■ **Goal of the exercise**
Every record should be repeated exactly, except that pictures are left out.
[Records for the task start]
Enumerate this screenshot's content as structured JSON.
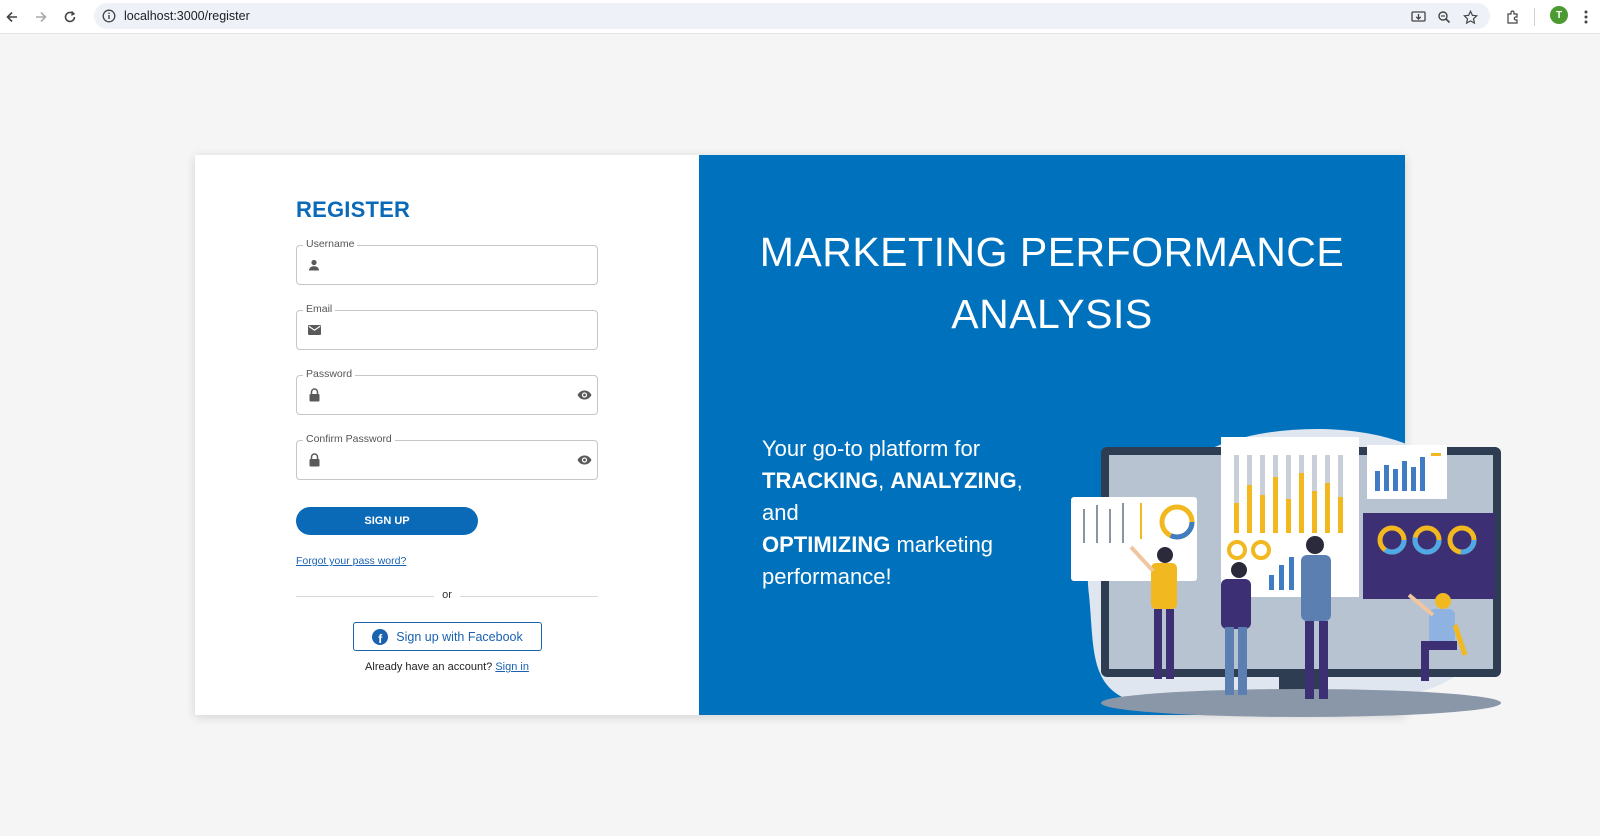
{
  "browser": {
    "url": "localhost:3000/register",
    "profile_initial": "T",
    "icons": [
      "back-icon",
      "forward-icon",
      "reload-icon",
      "info-icon",
      "install-icon",
      "zoom-icon",
      "star-icon",
      "extensions-icon",
      "menu-icon"
    ]
  },
  "register": {
    "title": "REGISTER",
    "fields": {
      "username": {
        "label": "Username",
        "value": ""
      },
      "email": {
        "label": "Email",
        "value": ""
      },
      "password": {
        "label": "Password",
        "value": ""
      },
      "confirm": {
        "label": "Confirm Password",
        "value": ""
      }
    },
    "signup_label": "SIGN UP",
    "forgot_label": "Forgot your pass word?",
    "or_label": "or",
    "facebook_label": "Sign up with Facebook",
    "account_text": "Already have an account?",
    "signin_label": "Sign in"
  },
  "hero": {
    "title_line1": "MARKETING PERFORMANCE",
    "title_line2": "ANALYSIS",
    "tag_1": "Your go-to platform for",
    "tag_tracking": "TRACKING",
    "tag_comma1": ", ",
    "tag_analyzing": "ANALYZING",
    "tag_and": ", and",
    "tag_optimizing": "OPTIMIZING",
    "tag_marketing": " marketing",
    "tag_end": "performance!"
  },
  "colors": {
    "primary": "#0a6ab8",
    "panel": "#0071bc",
    "accent_yellow": "#f2b81f",
    "dark_purple": "#3d2f73"
  }
}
[Records for the task end]
■ **Answer to the task**
Enumerate this screenshot's content as structured JSON.
{
  "browser": {
    "url": "localhost:3000/register",
    "profile_initial": "T",
    "icons": [
      "back-icon",
      "forward-icon",
      "reload-icon",
      "info-icon",
      "install-icon",
      "zoom-icon",
      "star-icon",
      "extensions-icon",
      "menu-icon"
    ]
  },
  "register": {
    "title": "REGISTER",
    "fields": {
      "username": {
        "label": "Username",
        "value": ""
      },
      "email": {
        "label": "Email",
        "value": ""
      },
      "password": {
        "label": "Password",
        "value": ""
      },
      "confirm": {
        "label": "Confirm Password",
        "value": ""
      }
    },
    "signup_label": "SIGN UP",
    "forgot_label": "Forgot your pass word?",
    "or_label": "or",
    "facebook_label": "Sign up with Facebook",
    "account_text": "Already have an account?",
    "signin_label": "Sign in"
  },
  "hero": {
    "title_line1": "MARKETING PERFORMANCE",
    "title_line2": "ANALYSIS",
    "tag_1": "Your go-to platform for",
    "tag_tracking": "TRACKING",
    "tag_comma1": ", ",
    "tag_analyzing": "ANALYZING",
    "tag_and": ", and",
    "tag_optimizing": "OPTIMIZING",
    "tag_marketing": " marketing",
    "tag_end": "performance!"
  },
  "colors": {
    "primary": "#0a6ab8",
    "panel": "#0071bc",
    "accent_yellow": "#f2b81f",
    "dark_purple": "#3d2f73"
  }
}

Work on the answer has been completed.